* START Supplied data *

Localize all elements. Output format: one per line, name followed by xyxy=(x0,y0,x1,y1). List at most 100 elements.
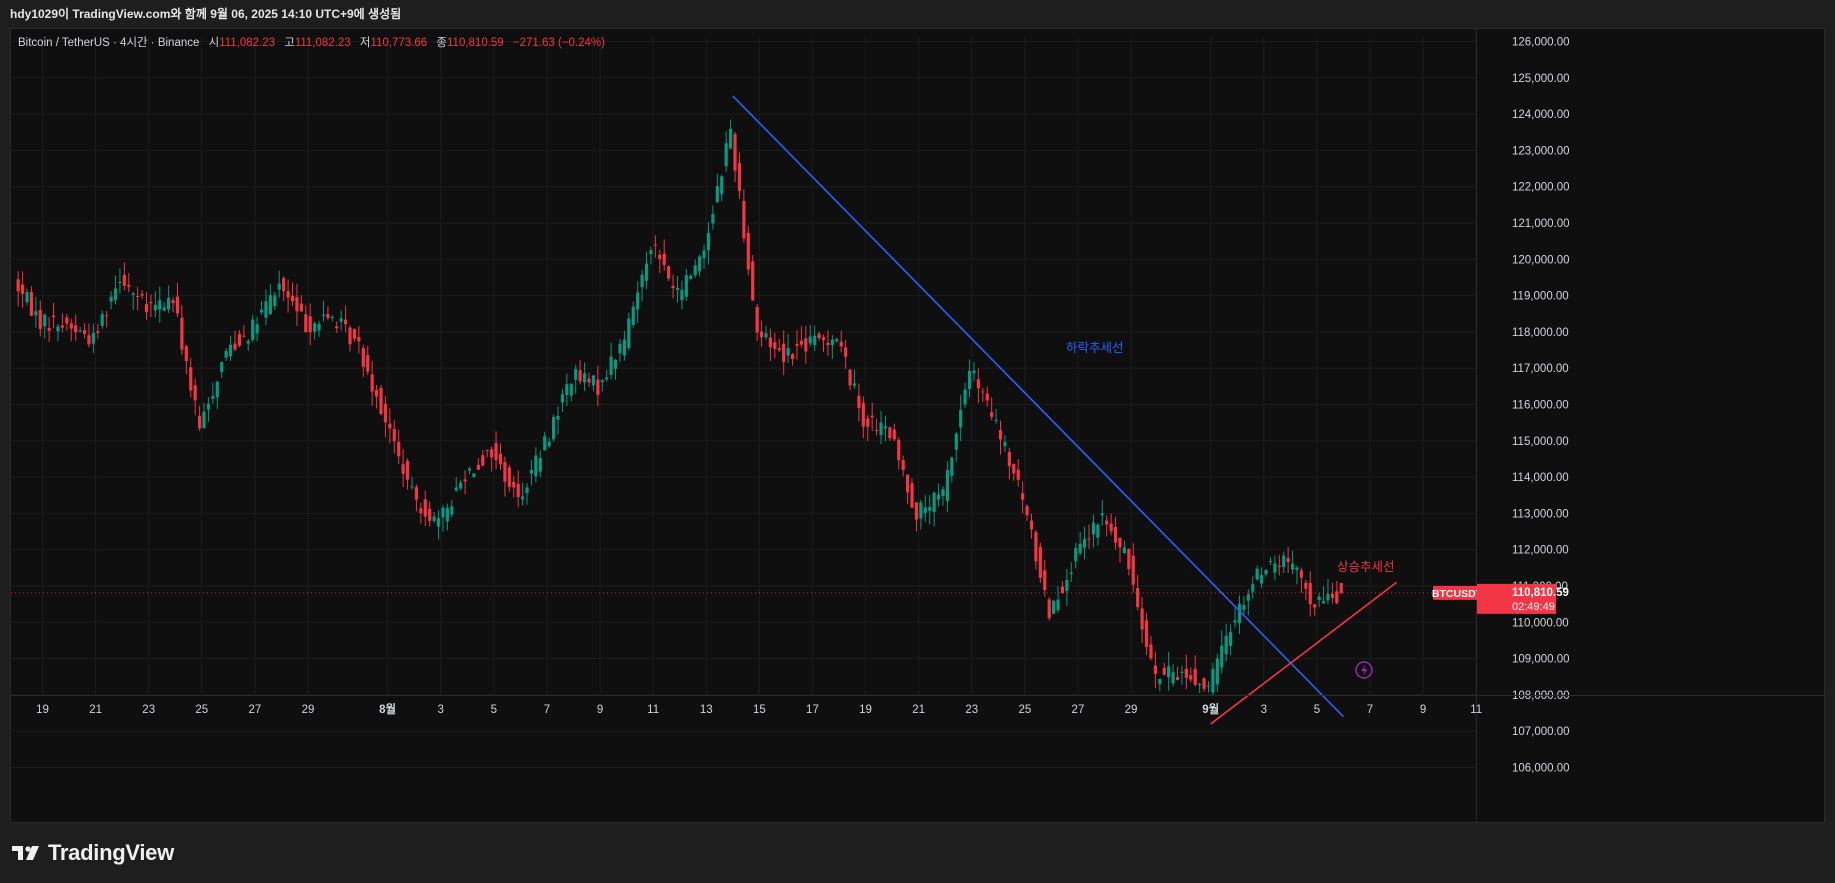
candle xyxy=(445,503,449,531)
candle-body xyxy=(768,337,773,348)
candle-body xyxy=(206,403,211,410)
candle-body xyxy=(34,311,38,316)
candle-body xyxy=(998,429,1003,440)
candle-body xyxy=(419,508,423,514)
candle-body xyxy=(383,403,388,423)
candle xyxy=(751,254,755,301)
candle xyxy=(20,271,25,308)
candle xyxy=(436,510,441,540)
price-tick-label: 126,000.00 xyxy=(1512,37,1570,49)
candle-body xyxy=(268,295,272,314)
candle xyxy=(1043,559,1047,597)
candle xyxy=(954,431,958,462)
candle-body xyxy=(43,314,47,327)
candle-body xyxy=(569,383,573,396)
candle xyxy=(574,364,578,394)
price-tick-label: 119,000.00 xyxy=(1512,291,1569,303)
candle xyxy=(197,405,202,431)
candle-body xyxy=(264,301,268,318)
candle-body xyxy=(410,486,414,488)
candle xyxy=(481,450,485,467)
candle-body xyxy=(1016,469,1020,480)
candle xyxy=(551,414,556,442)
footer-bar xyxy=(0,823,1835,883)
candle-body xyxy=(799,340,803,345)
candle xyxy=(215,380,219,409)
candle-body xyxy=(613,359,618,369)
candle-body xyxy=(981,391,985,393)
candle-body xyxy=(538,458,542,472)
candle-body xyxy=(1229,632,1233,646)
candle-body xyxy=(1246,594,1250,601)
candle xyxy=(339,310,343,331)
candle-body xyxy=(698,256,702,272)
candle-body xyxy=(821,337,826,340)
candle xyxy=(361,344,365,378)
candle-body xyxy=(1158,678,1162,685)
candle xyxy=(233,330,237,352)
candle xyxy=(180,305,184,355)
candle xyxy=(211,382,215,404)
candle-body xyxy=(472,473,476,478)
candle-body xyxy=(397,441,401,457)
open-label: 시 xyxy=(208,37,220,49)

* END Supplied data *

The request: Copy out every line of the records above word for word, omitting the pictures.

Finished answer:
Localize all elements. Output format: one per line, name followed by xyxy=(x0,y0,x1,y1). List at most 100 elements.
candle xyxy=(445,503,449,531)
candle-body xyxy=(768,337,773,348)
candle-body xyxy=(206,403,211,410)
candle-body xyxy=(34,311,38,316)
candle-body xyxy=(998,429,1003,440)
candle-body xyxy=(419,508,423,514)
candle-body xyxy=(383,403,388,423)
candle xyxy=(751,254,755,301)
candle xyxy=(20,271,25,308)
candle xyxy=(436,510,441,540)
price-tick-label: 126,000.00 xyxy=(1512,37,1570,49)
candle-body xyxy=(268,295,272,314)
candle xyxy=(1043,559,1047,597)
candle xyxy=(954,431,958,462)
candle-body xyxy=(43,314,47,327)
candle-body xyxy=(569,383,573,396)
candle xyxy=(574,364,578,394)
price-tick-label: 119,000.00 xyxy=(1512,291,1569,303)
candle xyxy=(197,405,202,431)
candle-body xyxy=(264,301,268,318)
candle-body xyxy=(410,486,414,488)
candle xyxy=(481,450,485,467)
candle-body xyxy=(1016,469,1020,480)
candle xyxy=(551,414,556,442)
footer-bar xyxy=(0,823,1835,883)
candle-body xyxy=(799,340,803,345)
candle xyxy=(215,380,219,409)
candle-body xyxy=(613,359,618,369)
candle-body xyxy=(981,391,985,393)
candle-body xyxy=(538,458,542,472)
candle-body xyxy=(1229,632,1233,646)
candle-body xyxy=(1246,594,1250,601)
candle xyxy=(339,310,343,331)
candle-body xyxy=(698,256,702,272)
candle-body xyxy=(821,337,826,340)
candle xyxy=(361,344,365,378)
candle-body xyxy=(1158,678,1162,685)
candle xyxy=(233,330,237,352)
candle xyxy=(180,305,184,355)
candle xyxy=(211,382,215,404)
candle-body xyxy=(472,473,476,478)
candle-body xyxy=(397,441,401,457)
open-label: 시 xyxy=(208,37,220,49)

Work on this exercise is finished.